● Description of the task: In the listing below, find every line with the string "point" and pull it out.

● Data shown:
•••••
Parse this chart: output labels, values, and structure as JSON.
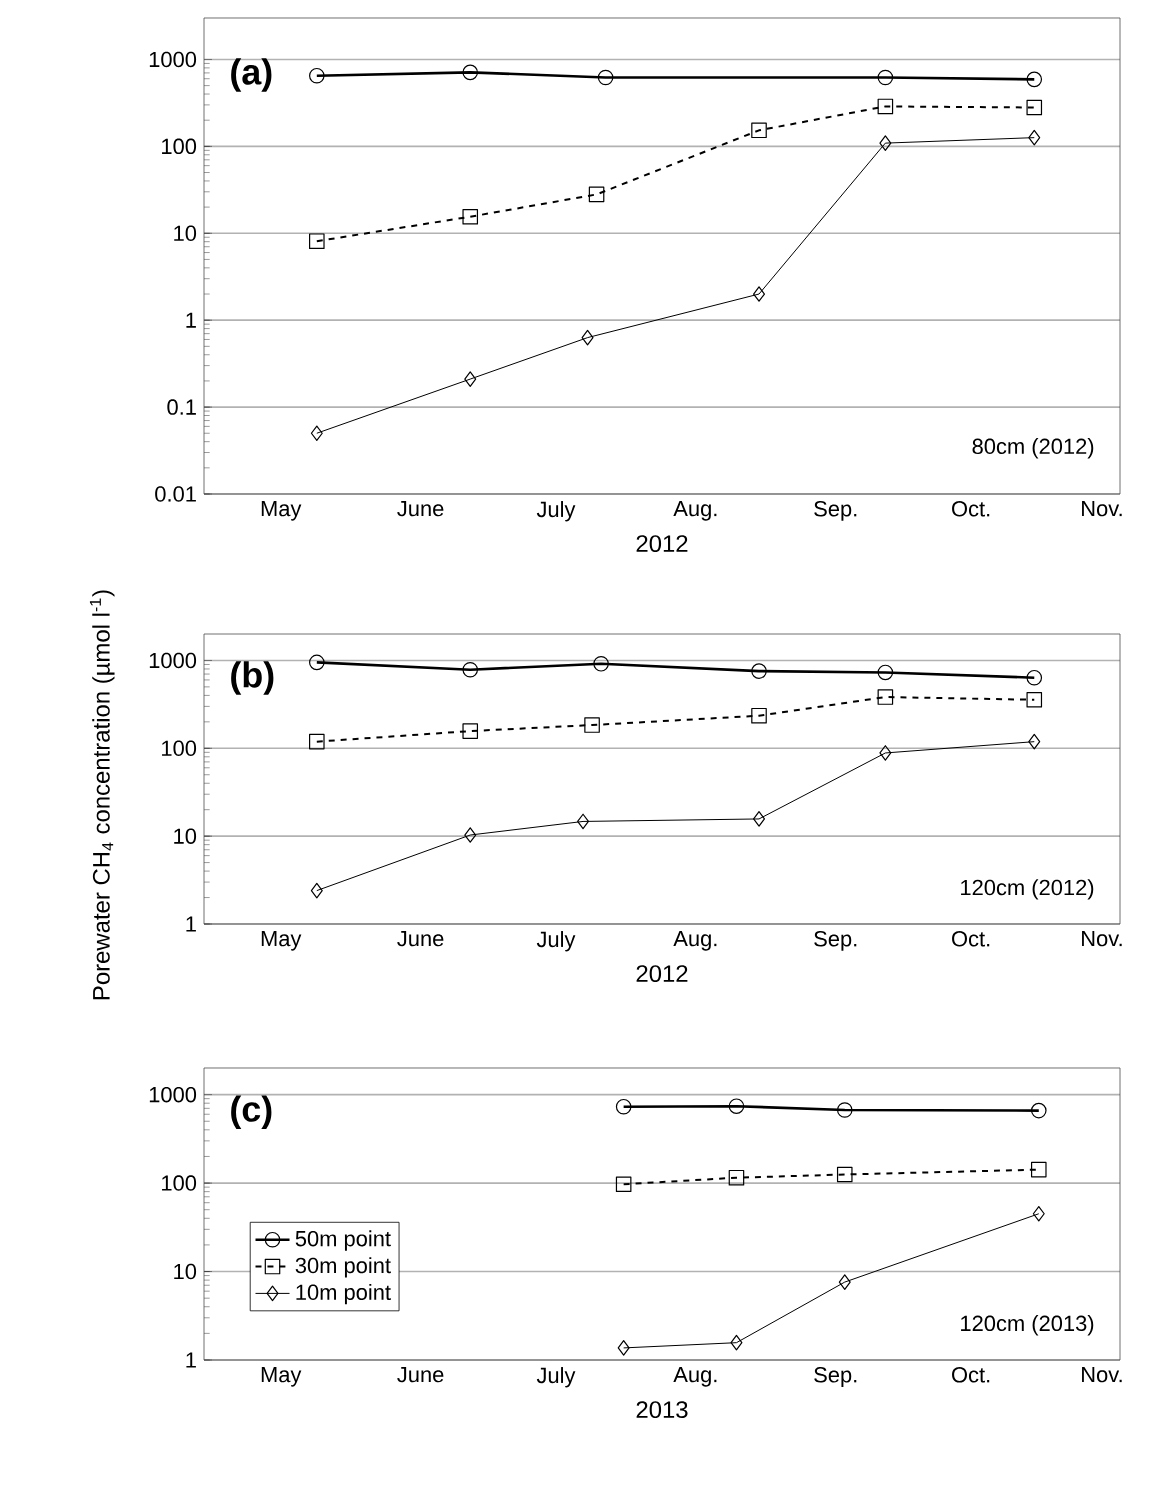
{
  "chart_data": [
    {
      "type": "line",
      "xlabel": "2012",
      "annotations": [
        "(a)",
        "80cm (2012)"
      ],
      "log": "y",
      "grid": "y",
      "xlim": [
        "2012-05-01",
        "2012-11-20"
      ],
      "ylim": [
        0.01,
        3000
      ],
      "yticks": [
        0.01,
        0.1,
        1,
        10,
        100,
        1000
      ],
      "xticks": [
        {
          "value": "2012-05-01",
          "label": null
        },
        {
          "value": "2012-06-01",
          "label": null
        },
        {
          "value": "2012-07-01",
          "label": null
        },
        {
          "value": "2012-08-01",
          "label": null
        },
        {
          "value": "2012-09-01",
          "label": null
        },
        {
          "value": "2012-10-01",
          "label": null
        },
        {
          "value": "2012-11-01",
          "label": null
        },
        {
          "value": "2012-05-18",
          "label": "May"
        },
        {
          "value": "2012-06-18",
          "label": "June"
        },
        {
          "value": "2012-07-18",
          "label": "July"
        },
        {
          "value": "2012-08-18",
          "label": "Aug."
        },
        {
          "value": "2012-09-18",
          "label": "Sep."
        },
        {
          "value": "2012-10-18",
          "label": "Oct."
        },
        {
          "value": "2012-11-16",
          "label": "Nov."
        }
      ],
      "series": [
        {
          "color": "#000000",
          "marker": "circle",
          "line_style": "solid",
          "x": [
            "2012-05-26",
            "2012-06-29",
            "2012-07-29",
            "2012-09-29",
            "2012-11-01"
          ],
          "values": [
            650,
            710,
            620,
            620,
            590
          ]
        },
        {
          "color": "#000000",
          "marker": "square",
          "line_style": "dashed",
          "x": [
            "2012-05-26",
            "2012-06-29",
            "2012-07-27",
            "2012-09-01",
            "2012-09-29",
            "2012-11-01"
          ],
          "values": [
            8.1,
            15.5,
            28,
            153,
            288,
            280
          ]
        },
        {
          "color": "#000000",
          "marker": "diamond",
          "line_style": "solid",
          "x": [
            "2012-05-26",
            "2012-06-29",
            "2012-07-25",
            "2012-09-01",
            "2012-09-29",
            "2012-11-01"
          ],
          "values": [
            0.05,
            0.21,
            0.63,
            2.0,
            109,
            126
          ]
        }
      ]
    },
    {
      "type": "line",
      "xlabel": "2012",
      "ylabel": "Porewater CH$_{4}$ concentration (µmol l$^{-1}$)",
      "annotations": [
        "(b)",
        "120cm (2012)"
      ],
      "log": "y",
      "grid": "y",
      "xlim": [
        "2012-05-01",
        "2012-11-20"
      ],
      "ylim": [
        1,
        2000
      ],
      "yticks": [
        1,
        10,
        100,
        1000
      ],
      "xticks": [
        {
          "value": "2012-05-01",
          "label": null
        },
        {
          "value": "2012-06-01",
          "label": null
        },
        {
          "value": "2012-07-01",
          "label": null
        },
        {
          "value": "2012-08-01",
          "label": null
        },
        {
          "value": "2012-09-01",
          "label": null
        },
        {
          "value": "2012-10-01",
          "label": null
        },
        {
          "value": "2012-11-01",
          "label": null
        },
        {
          "value": "2012-05-18",
          "label": "May"
        },
        {
          "value": "2012-06-18",
          "label": "June"
        },
        {
          "value": "2012-07-18",
          "label": "July"
        },
        {
          "value": "2012-08-18",
          "label": "Aug."
        },
        {
          "value": "2012-09-18",
          "label": "Sep."
        },
        {
          "value": "2012-10-18",
          "label": "Oct."
        },
        {
          "value": "2012-11-16",
          "label": "Nov."
        }
      ],
      "series": [
        {
          "color": "#000000",
          "marker": "circle",
          "line_style": "solid",
          "x": [
            "2012-05-26",
            "2012-06-29",
            "2012-07-28",
            "2012-09-01",
            "2012-09-29",
            "2012-11-01"
          ],
          "values": [
            950,
            784,
            916,
            756,
            730,
            636
          ]
        },
        {
          "color": "#000000",
          "marker": "square",
          "line_style": "dashed",
          "x": [
            "2012-05-26",
            "2012-06-29",
            "2012-07-26",
            "2012-09-01",
            "2012-09-29",
            "2012-11-01"
          ],
          "values": [
            119,
            157,
            184,
            235,
            383,
            357
          ]
        },
        {
          "color": "#000000",
          "marker": "diamond",
          "line_style": "solid",
          "x": [
            "2012-05-26",
            "2012-06-29",
            "2012-07-24",
            "2012-09-01",
            "2012-09-29",
            "2012-11-01"
          ],
          "values": [
            2.4,
            10.3,
            14.7,
            15.7,
            88.5,
            119
          ]
        }
      ]
    },
    {
      "type": "line",
      "xlabel": "2013",
      "annotations": [
        "(c)",
        "120cm (2013)"
      ],
      "log": "y",
      "grid": "y",
      "legend": "left",
      "xlim": [
        "2013-05-01",
        "2013-11-20"
      ],
      "ylim": [
        1,
        2000
      ],
      "yticks": [
        1,
        10,
        100,
        1000
      ],
      "xticks": [
        {
          "value": "2013-05-01",
          "label": null
        },
        {
          "value": "2013-06-01",
          "label": null
        },
        {
          "value": "2013-07-01",
          "label": null
        },
        {
          "value": "2013-08-01",
          "label": null
        },
        {
          "value": "2013-09-01",
          "label": null
        },
        {
          "value": "2013-10-01",
          "label": null
        },
        {
          "value": "2013-11-01",
          "label": null
        },
        {
          "value": "2013-05-18",
          "label": "May"
        },
        {
          "value": "2013-06-18",
          "label": "June"
        },
        {
          "value": "2013-07-18",
          "label": "July"
        },
        {
          "value": "2013-08-18",
          "label": "Aug."
        },
        {
          "value": "2013-09-18",
          "label": "Sep."
        },
        {
          "value": "2013-10-18",
          "label": "Oct."
        },
        {
          "value": "2013-11-16",
          "label": "Nov."
        }
      ],
      "series": [
        {
          "name": "50m point",
          "color": "#000000",
          "marker": "circle",
          "line_style": "solid",
          "x": [
            "2013-08-02",
            "2013-08-27",
            "2013-09-20",
            "2013-11-02"
          ],
          "values": [
            730,
            740,
            670,
            660
          ]
        },
        {
          "name": "30m point",
          "color": "#000000",
          "marker": "square",
          "line_style": "dashed",
          "x": [
            "2013-08-02",
            "2013-08-27",
            "2013-09-20",
            "2013-11-02"
          ],
          "values": [
            97,
            115,
            125,
            142
          ]
        },
        {
          "name": "10m point",
          "color": "#000000",
          "marker": "diamond",
          "line_style": "solid",
          "x": [
            "2013-08-02",
            "2013-08-27",
            "2013-09-20",
            "2013-11-02"
          ],
          "values": [
            1.37,
            1.57,
            7.6,
            45
          ]
        }
      ]
    }
  ]
}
•••••
● Solved exercise:
          "name": "50m point",
          "name": "30m point",
          "name": "10m point",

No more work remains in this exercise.